Entries from a visual dataset

--- Start ---

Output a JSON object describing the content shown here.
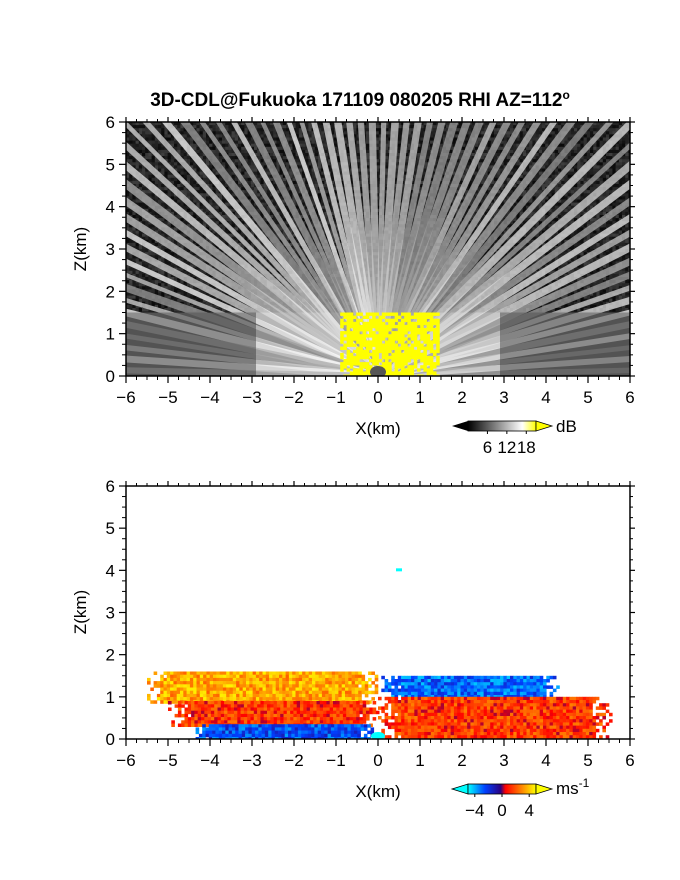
{
  "figure": {
    "title": "3D-CDL@Fukuoka 171109 080205 RHI AZ=112",
    "title_sup": "o"
  },
  "chart_data": [
    {
      "type": "heatmap",
      "name": "intensity",
      "xlabel": "X(km)",
      "ylabel": "Z(km)",
      "xlim": [
        -6,
        6
      ],
      "ylim": [
        0,
        6
      ],
      "xticks": [
        "-6",
        "-5",
        "-4",
        "-3",
        "-2",
        "-1",
        "0",
        "1",
        "2",
        "3",
        "4",
        "5",
        "6"
      ],
      "yticks": [
        "0",
        "1",
        "2",
        "3",
        "4",
        "5",
        "6"
      ],
      "colorbar": {
        "unit": "dB",
        "ticks": [
          "6",
          "12",
          "18"
        ],
        "range": [
          0,
          21
        ],
        "colors": [
          "#000000",
          "#ffffff",
          "#ffff00"
        ]
      },
      "echo_top_km": 1.5,
      "saturated_region": {
        "x": [
          -0.9,
          1.4
        ],
        "z": [
          0,
          1.5
        ],
        "color": "#ffff00"
      },
      "background_noise": "dark gray speckle above 1.5 km",
      "grid": false
    },
    {
      "type": "heatmap",
      "name": "velocity",
      "xlabel": "X(km)",
      "ylabel": "Z(km)",
      "xlim": [
        -6,
        6
      ],
      "ylim": [
        0,
        6
      ],
      "xticks": [
        "-6",
        "-5",
        "-4",
        "-3",
        "-2",
        "-1",
        "0",
        "1",
        "2",
        "3",
        "4",
        "5",
        "6"
      ],
      "yticks": [
        "0",
        "1",
        "2",
        "3",
        "4",
        "5",
        "6"
      ],
      "colorbar": {
        "unit": "ms",
        "unit_sup": "-1",
        "ticks": [
          "-4",
          "0",
          "4"
        ],
        "range": [
          -5,
          5
        ],
        "colors": [
          "#00ffff",
          "#0040ff",
          "#2a0080",
          "#ff0000",
          "#ff8000",
          "#ffff00"
        ]
      },
      "regions": [
        {
          "x": [
            -5.5,
            0
          ],
          "z": [
            0.9,
            1.6
          ],
          "velocity": 3.5
        },
        {
          "x": [
            -5,
            0
          ],
          "z": [
            0.35,
            0.9
          ],
          "velocity": 1.5
        },
        {
          "x": [
            -4.5,
            0
          ],
          "z": [
            0,
            0.35
          ],
          "velocity": -2.5
        },
        {
          "x": [
            0,
            4.3
          ],
          "z": [
            1.0,
            1.5
          ],
          "velocity": -3.0
        },
        {
          "x": [
            0,
            5.5
          ],
          "z": [
            0,
            1.0
          ],
          "velocity": 1.5
        }
      ],
      "isolated_point": {
        "x": 0.5,
        "z": 4.0,
        "velocity": -5
      },
      "grid": false
    }
  ]
}
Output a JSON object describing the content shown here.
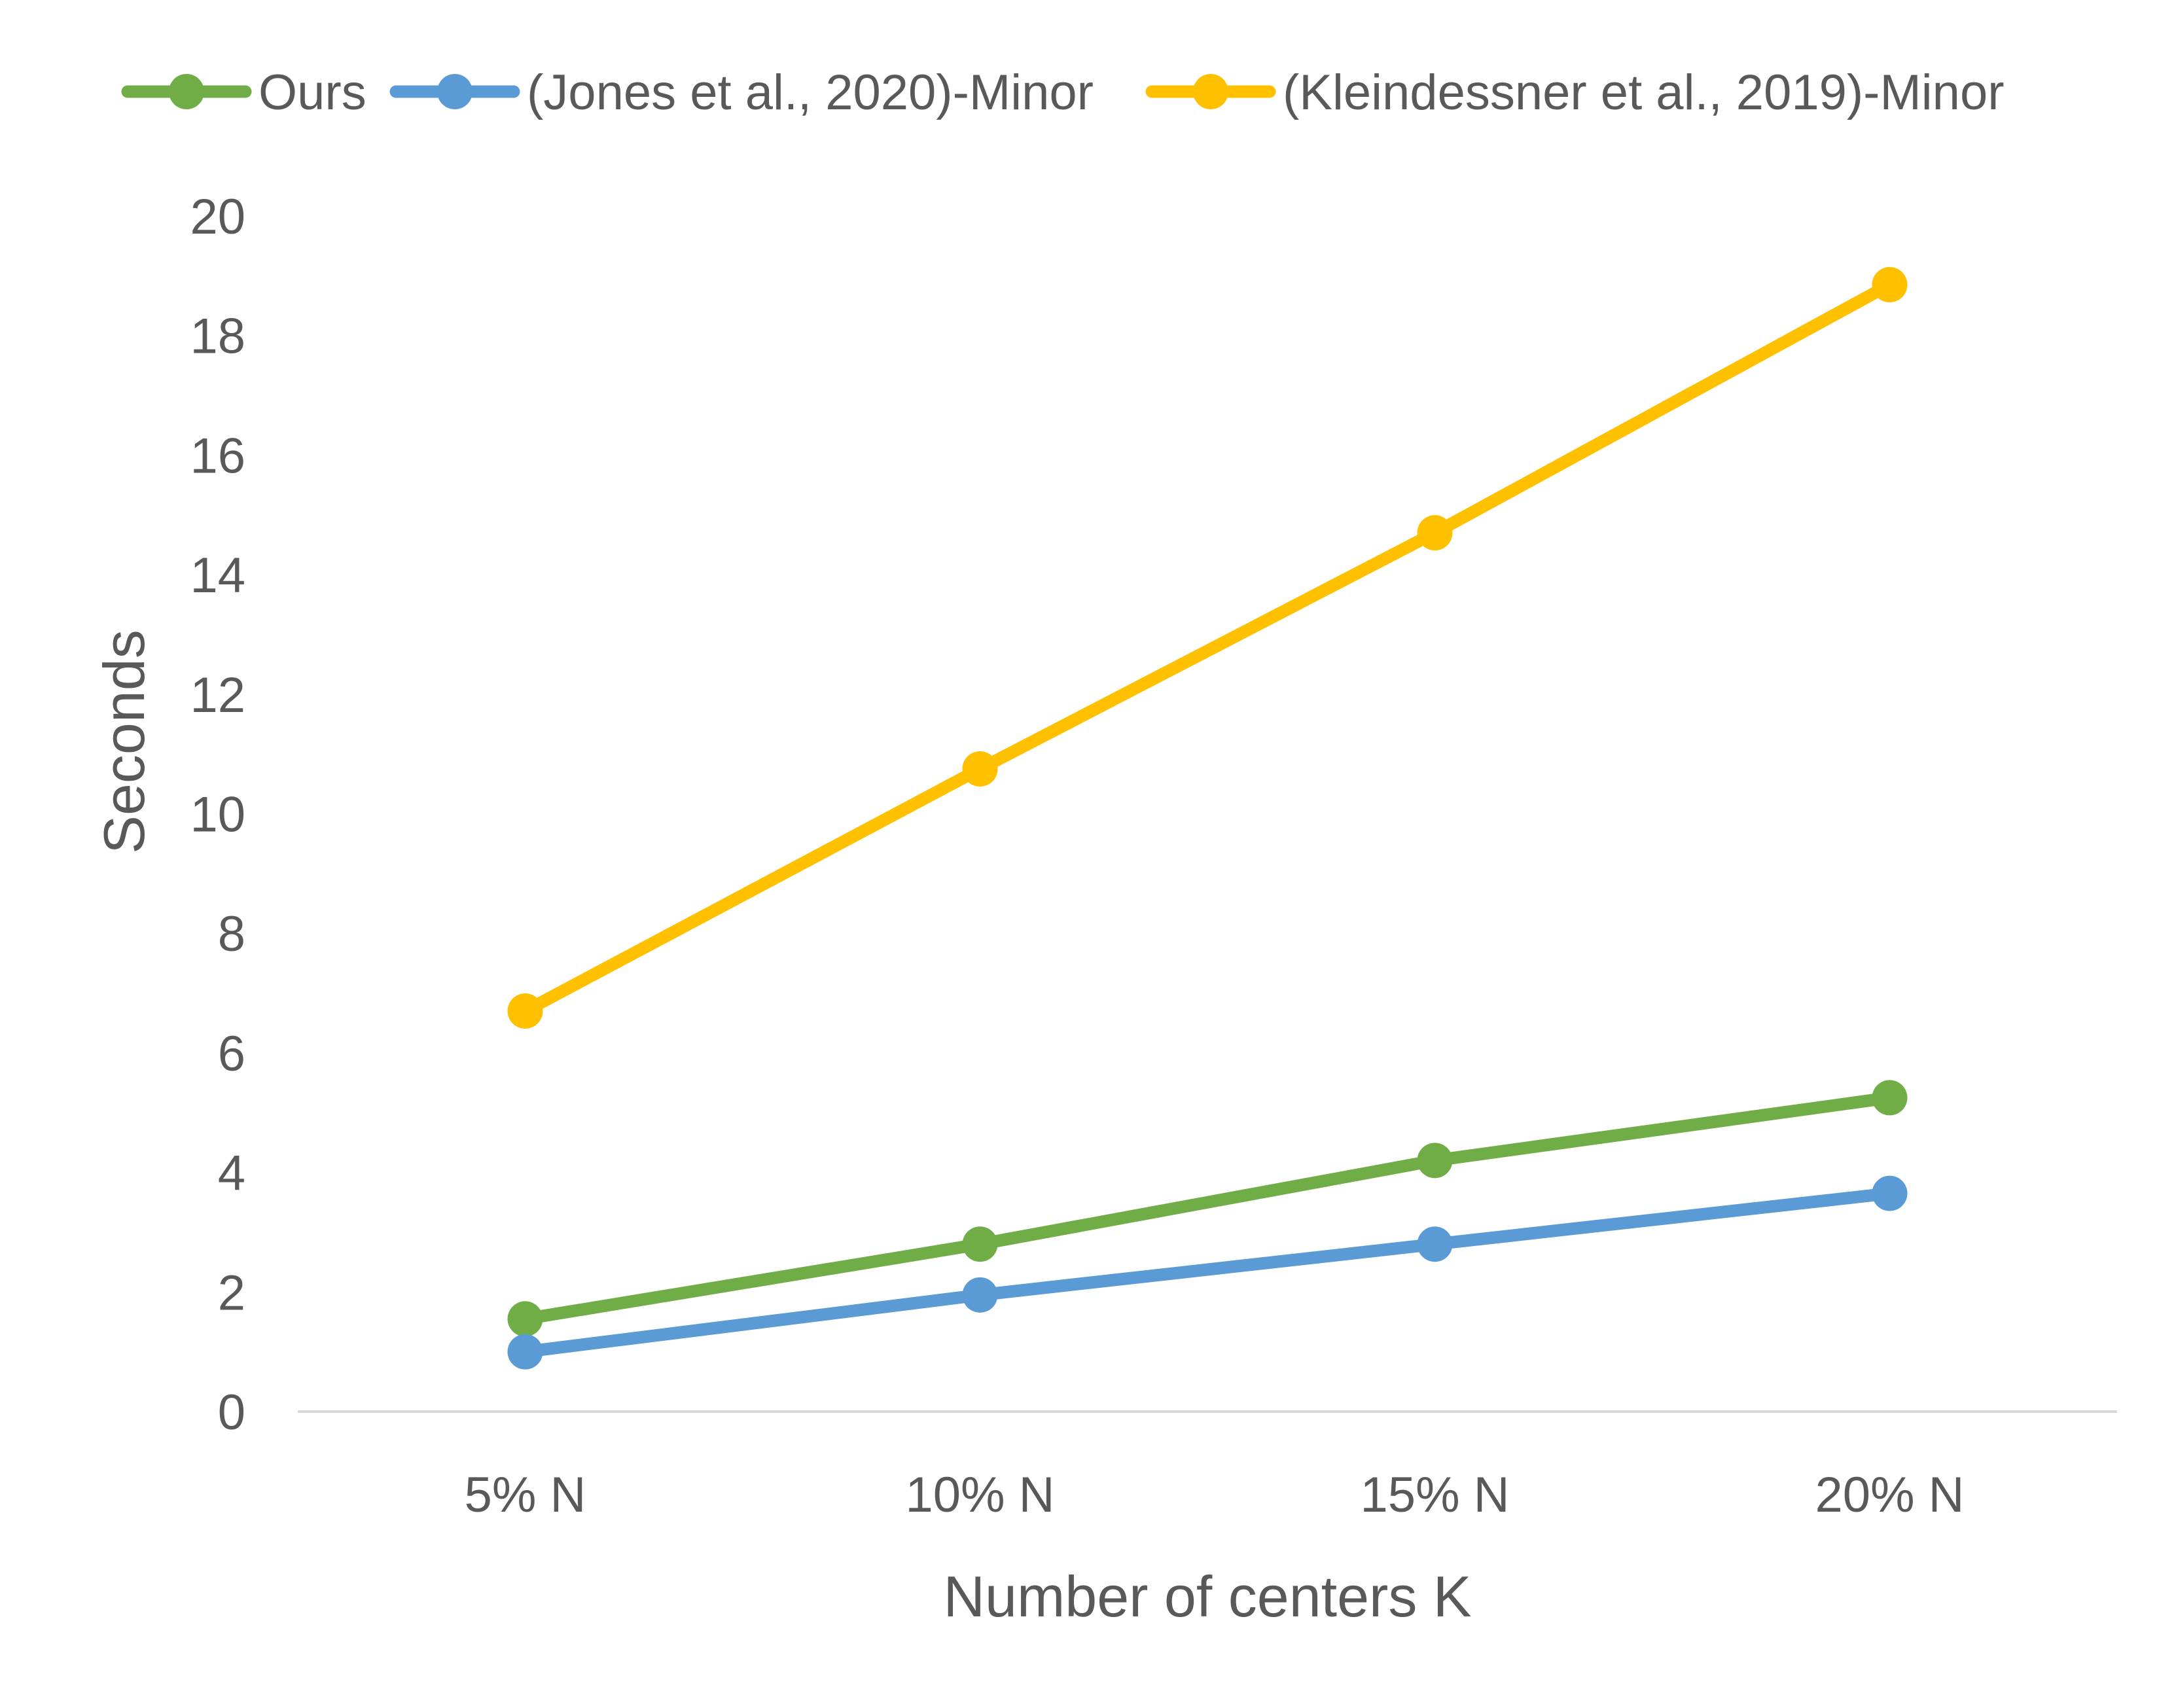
{
  "chart_data": {
    "type": "line",
    "title": "",
    "xlabel": "Number of centers K",
    "ylabel": "Seconds",
    "categories": [
      "5% N",
      "10% N",
      "15% N",
      "20% N"
    ],
    "ylim": [
      0,
      20
    ],
    "yticks": [
      0,
      2,
      4,
      6,
      8,
      10,
      12,
      14,
      16,
      18,
      20
    ],
    "grid": false,
    "legend_position": "top",
    "series": [
      {
        "name": "Ours",
        "color": "#70AD47",
        "values": [
          1.55,
          2.8,
          4.2,
          5.25
        ]
      },
      {
        "name": "(Jones et al., 2020)-Minor",
        "color": "#5B9BD5",
        "values": [
          1.0,
          1.95,
          2.8,
          3.65
        ]
      },
      {
        "name": "(Kleindessner et al., 2019)-Minor",
        "color": "#FFC000",
        "values": [
          6.7,
          10.75,
          14.7,
          18.85
        ]
      }
    ]
  }
}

--- End ---

**What the exercise asks:** Copy out every line from the records that has the word "Minor".

**Expected answer:**
        "name": "(Jones et al., 2020)-Minor",
        "name": "(Kleindessner et al., 2019)-Minor",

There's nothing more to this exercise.